ISTRUZIONI ▸
- a) Puoi trascrivere, senza alcuna modifica, il passo del brano sui curiali che inizia con "I fardelli imposti" e finisce con "gli obblighi curiali."?
- b) Prosegui il brano sui curiali romani riprendendo subito dopo la sua ultima frase.

COAZIONE DEI CURIALI

Nel IV e nel V secolo si verificò inoltre il declino della vita municipale e del cittadino provinciale benestante della classe media. Gli inizi di questo processo andrebbero ricercati nelle condizioni economiche generali, ma fu aggravato e accelerato dalla legislazione imperiale, e, se non fosse stato per la politica del governo, avrebbe forse potuto essere arrestato.

I membri benestanti di una comunità cittadina, i cui mezzi li rendevano idonei per l’appartenenza alla curia o al senato locale e alla magistratura, formavano la classe dei curiales. I membri del senato erano chiamati decuriones. Ma nel periodo di declino i due termini divennero quasi sinonimi. Poiché il numero dei curiali diminuiva, non vi era nessuno di essi che non fosse obbligato prima o poi a ricoprire le sgradite funzioni di un decurione. In passato era stato un ambito onore adempiere ai doveri non remunerati dell’amministrazione locale, ma la legislazione degli imperatori, dalla fine del III secolo in poi, rese questi oneri un fardello quasi intollerabile. I curiali dovevano ora non solo svolgere il loro compito di governo locale, la riscossione delle imposte e tutti i servizi ordinari assolti dai consigli urbani, ma dovevano svolgere anche il lavoro dei funzionari imperiali. Dovevano riscuotere le tasse fondiarie del distretto urbano. Ed erano responsabili per l’intero importo della tassazione, in modo che, in caso di inadempienti, erano collettivamente responsabili per la mancanza. Dovevano anche provvedere alla fornitura di cavalli e muli per l’accampamento imperiale, il cui mantenimento era imposto ai provinciali e si trattava di una corvée molto gravosa.

I fardelli imposti ai curiali divennero più pesanti man mano che il loro numero diminuiva. La riorganizzazione di Diocleziano del servizio statale, con innumerevoli funzionari, incentivò i figli delle famiglie provinciali benestanti, che in tempi antichi si sarebbero accontentati della prospettiva di onori locali, ad abbracciare una carriera ufficiale grazie alla quale avrebbero potuto ottenere la carica di senatore; l’appartenenza al ceto senatorio li avrebbe liberati da tutti gli obblighi curiali.

MATERIALE ▸
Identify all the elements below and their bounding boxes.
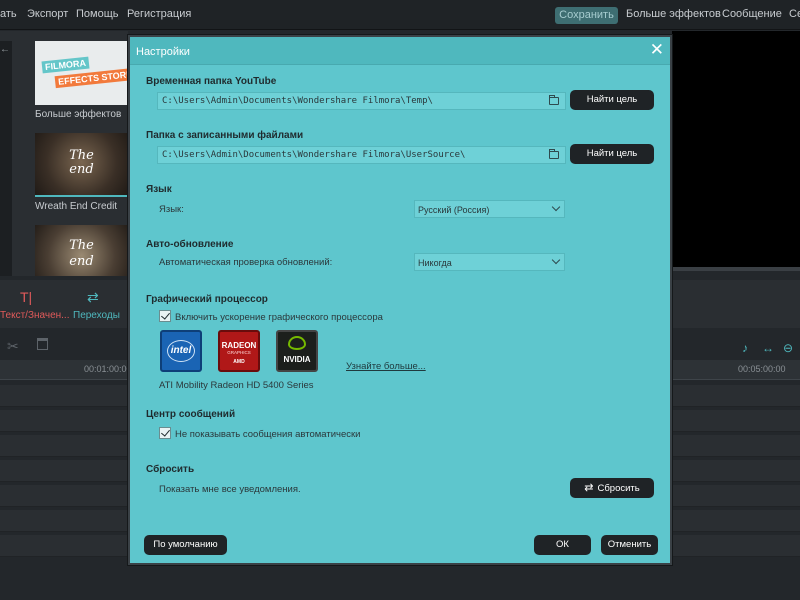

RISULTATI ▸
- a)
I fardelli imposti ai curiali divennero più pesanti man mano che il loro numero diminuiva. La riorganizzazione di Diocleziano del servizio statale, con innumerevoli funzionari, incentivò i figli delle famiglie provinciali benestanti, che in tempi antichi si sarebbero accontentati della prospettiva di onori locali, ad abbracciare una carriera ufficiale grazie alla quale avrebbero potuto ottenere la carica di senatore; l’appartenenza al ceto senatorio li avrebbe liberati da tutti gli obblighi curiali.

- b)
Nel corso del tempo la difficile situazione dei provinciali della classe media, che erano generalmente proprietari di piccole fattorie nel quartiere della loro città e che soffrivano per le pesanti tasse, divenne così indesiderabile che molti di loro lasciarono le loro case, si arruorono nell’esercito, entrarono a far parte del clero prendendo i voti, o addirittura si ponevano sotto il patrocinio dei ricchi proprietari terrieri della zona. Era imminente il pericolo che l’organizzazione municipale si sarebbe dissolta completamente. Anche qui, per risolvere il problema, gli imperatori fecero ricorso alla costrizione. La condizione di curiale divenne una servitù ereditaria. Gli era proibito di lasciare il suo luogo di nascita, salvo espressa autorizzazione del governatore provinciale. I suoi figli erano costretti a svolgere la sua stessa professione, cioè quella di curiale. Egli poteva fuggire dal suo terreno solo rinunciando a tutta o a parte della sua proprietà. Vennero poste delle restrizioni ai suoi diritti ordinari di cittadino romano, ad esempio di vendere la sua terra o di lasciarla per testamento a sua discrezione.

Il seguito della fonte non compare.